→ Your goal
Copy out each line exactly; pictures stay out of the copy.
──────── Given records
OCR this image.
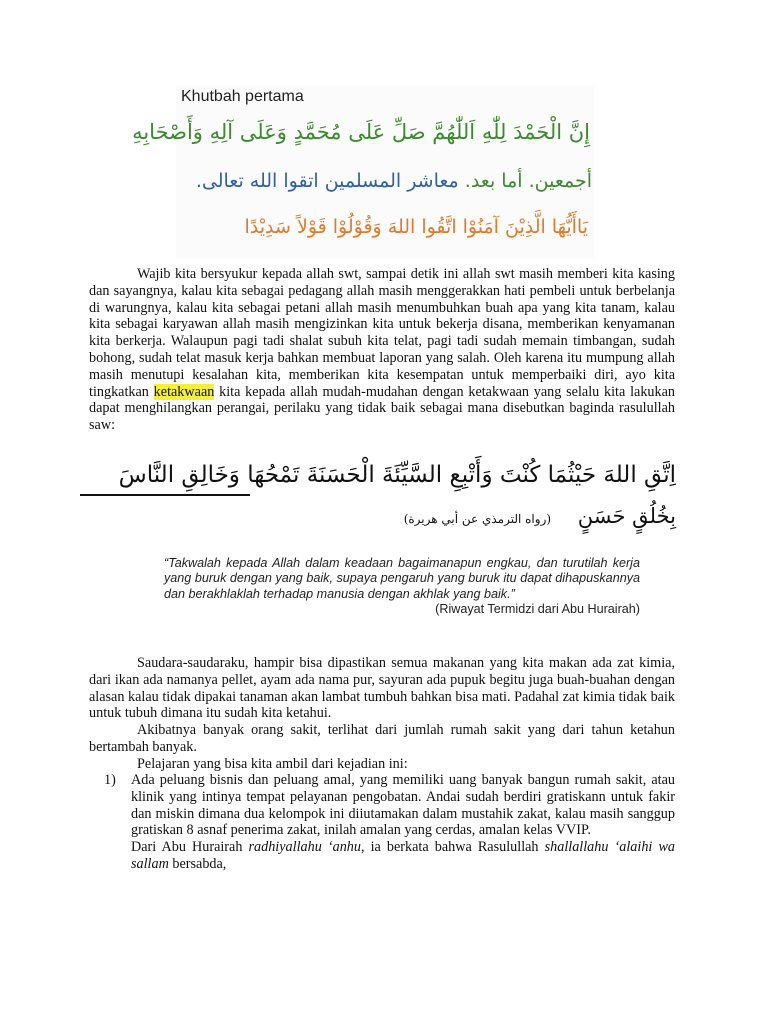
Khutbah pertama
إِنَّ الْحَمْدَ لِلّٰهِ اَللّٰهُمَّ صَلِّ عَلَى مُحَمَّدٍ وَعَلَى آلِهِ وَأَصْحَابِهِ
أجمعين. أما بعد. معاشر المسلمين اتقوا الله تعالى.
يَاأَيُّهَا الَّذِيْنَ آمَنُوْا اتَّقُوا اللهَ وَقُوْلُوْا قَوْلاً سَدِيْدًا

Wajib kita bersyukur kepada allah swt, sampai detik ini allah swt masih memberi kita kasing dan sayangnya, kalau kita sebagai pedagang allah masih menggerakkan hati pembeli untuk berbelanja di warungnya, kalau kita sebagai petani allah masih menumbuhkan buah apa yang kita tanam, kalau kita sebagai karyawan allah masih mengizinkan kita untuk bekerja disana, memberikan kenyamanan kita berkerja. Walaupun pagi tadi shalat subuh kita telat, pagi tadi sudah memain timbangan, sudah bohong, sudah telat masuk kerja bahkan membuat laporan yang salah. Oleh karena itu mumpung allah masih menutupi kesalahan kita, memberikan kita kesempatan untuk memperbaiki diri, ayo kita tingkatkan ketakwaan kita kepada allah mudah-mudahan dengan ketakwaan yang selalu kita lakukan dapat menghilangkan perangai, perilaku yang tidak baik sebagai mana disebutkan baginda rasulullah saw:

اِتَّقِ اللهَ حَيْثُمَا كُنْتَ وَأَتْبِعِ السَّيِّئَةَ الْحَسَنَةَ تَمْحُهَا وَخَالِقِ النَّاسَ
بِخُلُقٍ حَسَنٍ    (رواه الترمذي عن أبي هريرة)
“Takwalah kepada Allah dalam keadaan bagaimanapun engkau, dan turutilah kerja yang buruk dengan yang baik, supaya pengaruh yang buruk itu dapat dihapuskannya dan berakhlaklah terhadap manusia dengan akhlak yang baik.”
(Riwayat Termidzi dari Abu Hurairah)

Saudara-saudaraku, hampir bisa dipastikan semua makanan yang kita makan ada zat kimia, dari ikan ada namanya pellet, ayam ada nama pur, sayuran ada pupuk begitu juga buah-buahan dengan alasan kalau tidak dipakai tanaman akan lambat tumbuh bahkan bisa mati. Padahal zat kimia tidak baik untuk tubuh dimana itu sudah kita ketahui.

Akibatnya banyak orang sakit, terlihat dari jumlah rumah sakit yang dari tahun ketahun bertambah banyak.

Pelajaran yang bisa kita ambil dari kejadian ini:

1) Ada peluang bisnis dan peluang amal, yang memiliki uang banyak bangun rumah sakit, atau klinik yang intinya tempat pelayanan pengobatan. Andai sudah berdiri gratiskann untuk fakir dan miskin dimana dua kelompok ini diiutamakan dalam mustahik zakat, kalau masih sanggup gratiskan 8 asnaf penerima zakat, inilah amalan yang cerdas, amalan kelas VVIP.

Dari Abu Hurairah radhiyallahu ‘anhu, ia berkata bahwa Rasulullah shallallahu ‘alaihi wa sallam bersabda,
────────────────
→ Task solution
OCR this image.
Khutbah pertama
إِنَّ الْحَمْدَ لِلّٰهِ اَللّٰهُمَّ صَلِّ عَلَى مُحَمَّدٍ وَعَلَى آلِهِ وَأَصْحَابِهِ
أجمعين. أما بعد. معاشر المسلمين اتقوا الله تعالى.
يَاأَيُّهَا الَّذِيْنَ آمَنُوْا اتَّقُوا اللهَ وَقُوْلُوْا قَوْلاً سَدِيْدًا

Wajib kita bersyukur kepada allah swt, sampai detik ini allah swt masih memberi kita kasing dan sayangnya, kalau kita sebagai pedagang allah masih menggerakkan hati pembeli untuk berbelanja di warungnya, kalau kita sebagai petani allah masih menumbuhkan buah apa yang kita tanam, kalau kita sebagai karyawan allah masih mengizinkan kita untuk bekerja disana, memberikan kenyamanan kita berkerja. Walaupun pagi tadi shalat subuh kita telat, pagi tadi sudah memain timbangan, sudah bohong, sudah telat masuk kerja bahkan membuat laporan yang salah. Oleh karena itu mumpung allah masih menutupi kesalahan kita, memberikan kita kesempatan untuk memperbaiki diri, ayo kita tingkatkan ketakwaan kita kepada allah mudah-mudahan dengan ketakwaan yang selalu kita lakukan dapat menghilangkan perangai, perilaku yang tidak baik sebagai mana disebutkan baginda rasulullah saw:

اِتَّقِ اللهَ حَيْثُمَا كُنْتَ وَأَتْبِعِ السَّيِّئَةَ الْحَسَنَةَ تَمْحُهَا وَخَالِقِ النَّاسَ
بِخُلُقٍ حَسَنٍ    (رواه الترمذي عن أبي هريرة)
“Takwalah kepada Allah dalam keadaan bagaimanapun engkau, dan turutilah kerja yang buruk dengan yang baik, supaya pengaruh yang buruk itu dapat dihapuskannya dan berakhlaklah terhadap manusia dengan akhlak yang baik.”
(Riwayat Termidzi dari Abu Hurairah)

Saudara-saudaraku, hampir bisa dipastikan semua makanan yang kita makan ada zat kimia, dari ikan ada namanya pellet, ayam ada nama pur, sayuran ada pupuk begitu juga buah-buahan dengan alasan kalau tidak dipakai tanaman akan lambat tumbuh bahkan bisa mati. Padahal zat kimia tidak baik untuk tubuh dimana itu sudah kita ketahui.

Akibatnya banyak orang sakit, terlihat dari jumlah rumah sakit yang dari tahun ketahun bertambah banyak.

Pelajaran yang bisa kita ambil dari kejadian ini:

1) Ada peluang bisnis dan peluang amal, yang memiliki uang banyak bangun rumah sakit, atau klinik yang intinya tempat pelayanan pengobatan. Andai sudah berdiri gratiskann untuk fakir dan miskin dimana dua kelompok ini diiutamakan dalam mustahik zakat, kalau masih sanggup gratiskan 8 asnaf penerima zakat, inilah amalan yang cerdas, amalan kelas VVIP.

Dari Abu Hurairah radhiyallahu ‘anhu, ia berkata bahwa Rasulullah shallallahu ‘alaihi wa sallam bersabda,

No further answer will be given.